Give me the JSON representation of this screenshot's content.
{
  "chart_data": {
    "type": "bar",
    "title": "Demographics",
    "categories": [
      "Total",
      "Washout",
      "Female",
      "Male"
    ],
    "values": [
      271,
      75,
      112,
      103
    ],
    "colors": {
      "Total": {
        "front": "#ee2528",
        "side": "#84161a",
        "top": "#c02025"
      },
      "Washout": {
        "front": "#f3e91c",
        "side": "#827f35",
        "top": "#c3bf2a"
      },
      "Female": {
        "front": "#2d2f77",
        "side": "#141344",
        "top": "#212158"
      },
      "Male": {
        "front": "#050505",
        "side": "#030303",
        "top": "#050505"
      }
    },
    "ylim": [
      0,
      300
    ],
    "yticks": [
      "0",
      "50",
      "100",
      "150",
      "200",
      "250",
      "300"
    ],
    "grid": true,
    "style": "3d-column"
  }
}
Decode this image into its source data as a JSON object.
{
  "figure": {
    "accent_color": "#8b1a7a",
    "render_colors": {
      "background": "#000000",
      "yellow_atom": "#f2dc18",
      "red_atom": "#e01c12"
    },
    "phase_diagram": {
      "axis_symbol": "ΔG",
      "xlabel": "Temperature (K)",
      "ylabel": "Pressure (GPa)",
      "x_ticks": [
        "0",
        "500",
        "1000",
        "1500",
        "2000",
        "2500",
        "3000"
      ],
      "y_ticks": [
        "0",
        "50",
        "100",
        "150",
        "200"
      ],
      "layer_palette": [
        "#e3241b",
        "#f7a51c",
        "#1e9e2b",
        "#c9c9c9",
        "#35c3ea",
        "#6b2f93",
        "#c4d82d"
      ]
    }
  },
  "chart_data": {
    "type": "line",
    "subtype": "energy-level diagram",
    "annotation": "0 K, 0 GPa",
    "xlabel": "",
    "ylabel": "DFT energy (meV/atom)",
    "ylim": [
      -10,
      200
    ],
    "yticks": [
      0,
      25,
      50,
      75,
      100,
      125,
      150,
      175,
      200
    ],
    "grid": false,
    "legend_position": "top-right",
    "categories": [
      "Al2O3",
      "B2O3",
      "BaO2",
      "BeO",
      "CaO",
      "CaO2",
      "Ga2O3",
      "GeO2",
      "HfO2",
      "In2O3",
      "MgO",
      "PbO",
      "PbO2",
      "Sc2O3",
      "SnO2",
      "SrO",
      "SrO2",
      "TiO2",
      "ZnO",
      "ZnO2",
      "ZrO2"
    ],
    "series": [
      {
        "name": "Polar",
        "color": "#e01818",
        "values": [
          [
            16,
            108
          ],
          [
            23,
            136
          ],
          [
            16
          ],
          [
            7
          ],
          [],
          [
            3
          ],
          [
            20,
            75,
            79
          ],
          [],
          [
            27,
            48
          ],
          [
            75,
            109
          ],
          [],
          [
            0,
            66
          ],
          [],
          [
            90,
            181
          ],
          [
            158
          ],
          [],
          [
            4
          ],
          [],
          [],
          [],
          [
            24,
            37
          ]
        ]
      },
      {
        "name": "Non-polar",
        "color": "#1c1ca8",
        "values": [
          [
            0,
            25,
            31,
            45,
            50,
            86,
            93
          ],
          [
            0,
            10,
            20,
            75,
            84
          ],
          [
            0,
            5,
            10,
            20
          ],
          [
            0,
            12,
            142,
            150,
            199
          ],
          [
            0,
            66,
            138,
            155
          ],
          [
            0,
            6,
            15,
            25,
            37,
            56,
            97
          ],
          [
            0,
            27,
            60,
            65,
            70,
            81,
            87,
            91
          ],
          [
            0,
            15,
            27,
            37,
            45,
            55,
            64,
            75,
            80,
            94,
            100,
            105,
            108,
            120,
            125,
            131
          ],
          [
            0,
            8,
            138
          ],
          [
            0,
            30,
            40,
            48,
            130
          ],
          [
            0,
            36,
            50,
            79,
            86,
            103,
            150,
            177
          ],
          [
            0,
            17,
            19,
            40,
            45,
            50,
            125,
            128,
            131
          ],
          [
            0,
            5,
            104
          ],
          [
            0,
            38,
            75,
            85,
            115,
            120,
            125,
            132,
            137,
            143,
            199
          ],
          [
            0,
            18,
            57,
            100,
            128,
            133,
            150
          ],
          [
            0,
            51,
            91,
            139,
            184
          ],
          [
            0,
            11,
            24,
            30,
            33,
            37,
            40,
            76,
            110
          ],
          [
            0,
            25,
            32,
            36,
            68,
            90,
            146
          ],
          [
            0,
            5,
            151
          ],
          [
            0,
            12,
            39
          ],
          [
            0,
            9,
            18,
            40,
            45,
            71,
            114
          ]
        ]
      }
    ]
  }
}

• SHORT PROBLEM
Repeat each entry word for word.

• FINISHED EXERCISE
Give me the JSON representation of this screenshot's content.
{
  "chart_data": {
    "type": "bar",
    "title": "Demographics",
    "categories": [
      "Total",
      "Washout",
      "Female",
      "Male"
    ],
    "values": [
      271,
      75,
      112,
      103
    ],
    "colors": {
      "Total": {
        "front": "#ee2528",
        "side": "#84161a",
        "top": "#c02025"
      },
      "Washout": {
        "front": "#f3e91c",
        "side": "#827f35",
        "top": "#c3bf2a"
      },
      "Female": {
        "front": "#2d2f77",
        "side": "#141344",
        "top": "#212158"
      },
      "Male": {
        "front": "#050505",
        "side": "#030303",
        "top": "#050505"
      }
    },
    "ylim": [
      0,
      300
    ],
    "yticks": [
      "0",
      "50",
      "100",
      "150",
      "200",
      "250",
      "300"
    ],
    "grid": true,
    "style": "3d-column"
  }
}
Decode this image into its source data as a JSON object.
{
  "figure": {
    "accent_color": "#8b1a7a",
    "render_colors": {
      "background": "#000000",
      "yellow_atom": "#f2dc18",
      "red_atom": "#e01c12"
    },
    "phase_diagram": {
      "axis_symbol": "ΔG",
      "xlabel": "Temperature (K)",
      "ylabel": "Pressure (GPa)",
      "x_ticks": [
        "0",
        "500",
        "1000",
        "1500",
        "2000",
        "2500",
        "3000"
      ],
      "y_ticks": [
        "0",
        "50",
        "100",
        "150",
        "200"
      ],
      "layer_palette": [
        "#e3241b",
        "#f7a51c",
        "#1e9e2b",
        "#c9c9c9",
        "#35c3ea",
        "#6b2f93",
        "#c4d82d"
      ]
    }
  },
  "chart_data": {
    "type": "line",
    "subtype": "energy-level diagram",
    "annotation": "0 K, 0 GPa",
    "xlabel": "",
    "ylabel": "DFT energy (meV/atom)",
    "ylim": [
      -10,
      200
    ],
    "yticks": [
      0,
      25,
      50,
      75,
      100,
      125,
      150,
      175,
      200
    ],
    "grid": false,
    "legend_position": "top-right",
    "categories": [
      "Al2O3",
      "B2O3",
      "BaO2",
      "BeO",
      "CaO",
      "CaO2",
      "Ga2O3",
      "GeO2",
      "HfO2",
      "In2O3",
      "MgO",
      "PbO",
      "PbO2",
      "Sc2O3",
      "SnO2",
      "SrO",
      "SrO2",
      "TiO2",
      "ZnO",
      "ZnO2",
      "ZrO2"
    ],
    "series": [
      {
        "name": "Polar",
        "color": "#e01818",
        "values": [
          [
            16,
            108
          ],
          [
            23,
            136
          ],
          [
            16
          ],
          [
            7
          ],
          [],
          [
            3
          ],
          [
            20,
            75,
            79
          ],
          [],
          [
            27,
            48
          ],
          [
            75,
            109
          ],
          [],
          [
            0,
            66
          ],
          [],
          [
            90,
            181
          ],
          [
            158
          ],
          [],
          [
            4
          ],
          [],
          [],
          [],
          [
            24,
            37
          ]
        ]
      },
      {
        "name": "Non-polar",
        "color": "#1c1ca8",
        "values": [
          [
            0,
            25,
            31,
            45,
            50,
            86,
            93
          ],
          [
            0,
            10,
            20,
            75,
            84
          ],
          [
            0,
            5,
            10,
            20
          ],
          [
            0,
            12,
            142,
            150,
            199
          ],
          [
            0,
            66,
            138,
            155
          ],
          [
            0,
            6,
            15,
            25,
            37,
            56,
            97
          ],
          [
            0,
            27,
            60,
            65,
            70,
            81,
            87,
            91
          ],
          [
            0,
            15,
            27,
            37,
            45,
            55,
            64,
            75,
            80,
            94,
            100,
            105,
            108,
            120,
            125,
            131
          ],
          [
            0,
            8,
            138
          ],
          [
            0,
            30,
            40,
            48,
            130
          ],
          [
            0,
            36,
            50,
            79,
            86,
            103,
            150,
            177
          ],
          [
            0,
            17,
            19,
            40,
            45,
            50,
            125,
            128,
            131
          ],
          [
            0,
            5,
            104
          ],
          [
            0,
            38,
            75,
            85,
            115,
            120,
            125,
            132,
            137,
            143,
            199
          ],
          [
            0,
            18,
            57,
            100,
            128,
            133,
            150
          ],
          [
            0,
            51,
            91,
            139,
            184
          ],
          [
            0,
            11,
            24,
            30,
            33,
            37,
            40,
            76,
            110
          ],
          [
            0,
            25,
            32,
            36,
            68,
            90,
            146
          ],
          [
            0,
            5,
            151
          ],
          [
            0,
            12,
            39
          ],
          [
            0,
            9,
            18,
            40,
            45,
            71,
            114
          ]
        ]
      }
    ]
  }
}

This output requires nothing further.